* Short exercise *
Go through the listing and copy every line word for word.
** start of Task inputs **
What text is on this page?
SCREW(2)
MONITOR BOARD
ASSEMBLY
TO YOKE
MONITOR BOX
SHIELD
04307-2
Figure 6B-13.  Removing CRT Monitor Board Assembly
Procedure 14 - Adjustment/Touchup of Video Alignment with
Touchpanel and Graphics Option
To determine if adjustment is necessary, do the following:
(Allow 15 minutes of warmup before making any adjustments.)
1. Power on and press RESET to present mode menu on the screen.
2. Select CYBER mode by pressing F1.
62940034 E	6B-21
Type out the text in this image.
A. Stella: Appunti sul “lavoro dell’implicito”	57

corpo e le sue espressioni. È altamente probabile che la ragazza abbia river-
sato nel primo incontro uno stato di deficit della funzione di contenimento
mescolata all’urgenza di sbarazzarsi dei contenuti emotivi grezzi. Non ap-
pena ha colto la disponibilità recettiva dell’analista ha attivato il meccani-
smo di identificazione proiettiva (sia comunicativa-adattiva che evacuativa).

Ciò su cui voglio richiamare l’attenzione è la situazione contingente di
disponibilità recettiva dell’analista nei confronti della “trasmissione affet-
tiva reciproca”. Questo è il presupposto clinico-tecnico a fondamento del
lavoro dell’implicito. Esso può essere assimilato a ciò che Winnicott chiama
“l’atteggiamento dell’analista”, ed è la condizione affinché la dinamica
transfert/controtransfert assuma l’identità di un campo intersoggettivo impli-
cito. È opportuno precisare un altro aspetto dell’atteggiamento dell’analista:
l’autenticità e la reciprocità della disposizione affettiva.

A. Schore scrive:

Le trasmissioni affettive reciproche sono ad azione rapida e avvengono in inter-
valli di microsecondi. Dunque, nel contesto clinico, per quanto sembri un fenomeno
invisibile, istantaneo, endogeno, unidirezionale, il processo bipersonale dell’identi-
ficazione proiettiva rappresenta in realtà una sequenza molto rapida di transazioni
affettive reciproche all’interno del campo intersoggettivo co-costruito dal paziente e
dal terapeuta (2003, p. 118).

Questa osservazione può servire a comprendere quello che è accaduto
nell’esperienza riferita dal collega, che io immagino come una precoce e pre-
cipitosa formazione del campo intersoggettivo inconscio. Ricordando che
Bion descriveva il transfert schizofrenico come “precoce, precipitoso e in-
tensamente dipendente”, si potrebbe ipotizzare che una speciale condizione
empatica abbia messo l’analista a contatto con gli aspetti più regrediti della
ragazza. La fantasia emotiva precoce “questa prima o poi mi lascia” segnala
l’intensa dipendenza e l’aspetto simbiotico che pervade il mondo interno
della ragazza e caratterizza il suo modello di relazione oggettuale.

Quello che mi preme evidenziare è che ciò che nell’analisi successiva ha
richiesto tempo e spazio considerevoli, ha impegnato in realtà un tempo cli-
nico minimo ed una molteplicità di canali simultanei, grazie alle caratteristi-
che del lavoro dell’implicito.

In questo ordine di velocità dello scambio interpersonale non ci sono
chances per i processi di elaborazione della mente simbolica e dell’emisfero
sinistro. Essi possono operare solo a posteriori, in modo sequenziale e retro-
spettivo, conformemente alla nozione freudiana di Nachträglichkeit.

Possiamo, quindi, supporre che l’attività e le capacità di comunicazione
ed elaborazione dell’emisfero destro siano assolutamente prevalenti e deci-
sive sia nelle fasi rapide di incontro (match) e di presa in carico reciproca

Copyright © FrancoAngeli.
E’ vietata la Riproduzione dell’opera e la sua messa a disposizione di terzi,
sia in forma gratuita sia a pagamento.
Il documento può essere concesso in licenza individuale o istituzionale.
** end of Task inputs **
* Complete response *
What text is on this page?
SCREW(2)
MONITOR BOARD
ASSEMBLY
TO YOKE
MONITOR BOX
SHIELD
04307-2
Figure 6B-13.  Removing CRT Monitor Board Assembly
Procedure 14 - Adjustment/Touchup of Video Alignment with
Touchpanel and Graphics Option
To determine if adjustment is necessary, do the following:
(Allow 15 minutes of warmup before making any adjustments.)
1. Power on and press RESET to present mode menu on the screen.
2. Select CYBER mode by pressing F1.
62940034 E	6B-21
Type out the text in this image.
A. Stella: Appunti sul “lavoro dell’implicito”	57

corpo e le sue espressioni. È altamente probabile che la ragazza abbia river-
sato nel primo incontro uno stato di deficit della funzione di contenimento
mescolata all’urgenza di sbarazzarsi dei contenuti emotivi grezzi. Non ap-
pena ha colto la disponibilità recettiva dell’analista ha attivato il meccani-
smo di identificazione proiettiva (sia comunicativa-adattiva che evacuativa).

Ciò su cui voglio richiamare l’attenzione è la situazione contingente di
disponibilità recettiva dell’analista nei confronti della “trasmissione affet-
tiva reciproca”. Questo è il presupposto clinico-tecnico a fondamento del
lavoro dell’implicito. Esso può essere assimilato a ciò che Winnicott chiama
“l’atteggiamento dell’analista”, ed è la condizione affinché la dinamica
transfert/controtransfert assuma l’identità di un campo intersoggettivo impli-
cito. È opportuno precisare un altro aspetto dell’atteggiamento dell’analista:
l’autenticità e la reciprocità della disposizione affettiva.

A. Schore scrive:

Le trasmissioni affettive reciproche sono ad azione rapida e avvengono in inter-
valli di microsecondi. Dunque, nel contesto clinico, per quanto sembri un fenomeno
invisibile, istantaneo, endogeno, unidirezionale, il processo bipersonale dell’identi-
ficazione proiettiva rappresenta in realtà una sequenza molto rapida di transazioni
affettive reciproche all’interno del campo intersoggettivo co-costruito dal paziente e
dal terapeuta (2003, p. 118).

Questa osservazione può servire a comprendere quello che è accaduto
nell’esperienza riferita dal collega, che io immagino come una precoce e pre-
cipitosa formazione del campo intersoggettivo inconscio. Ricordando che
Bion descriveva il transfert schizofrenico come “precoce, precipitoso e in-
tensamente dipendente”, si potrebbe ipotizzare che una speciale condizione
empatica abbia messo l’analista a contatto con gli aspetti più regrediti della
ragazza. La fantasia emotiva precoce “questa prima o poi mi lascia” segnala
l’intensa dipendenza e l’aspetto simbiotico che pervade il mondo interno
della ragazza e caratterizza il suo modello di relazione oggettuale.

Quello che mi preme evidenziare è che ciò che nell’analisi successiva ha
richiesto tempo e spazio considerevoli, ha impegnato in realtà un tempo cli-
nico minimo ed una molteplicità di canali simultanei, grazie alle caratteristi-
che del lavoro dell’implicito.

In questo ordine di velocità dello scambio interpersonale non ci sono
chances per i processi di elaborazione della mente simbolica e dell’emisfero
sinistro. Essi possono operare solo a posteriori, in modo sequenziale e retro-
spettivo, conformemente alla nozione freudiana di Nachträglichkeit.

Possiamo, quindi, supporre che l’attività e le capacità di comunicazione
ed elaborazione dell’emisfero destro siano assolutamente prevalenti e deci-
sive sia nelle fasi rapide di incontro (match) e di presa in carico reciproca

Copyright © FrancoAngeli.
E’ vietata la Riproduzione dell’opera e la sua messa a disposizione di terzi,
sia in forma gratuita sia a pagamento.
Il documento può essere concesso in licenza individuale o istituzionale.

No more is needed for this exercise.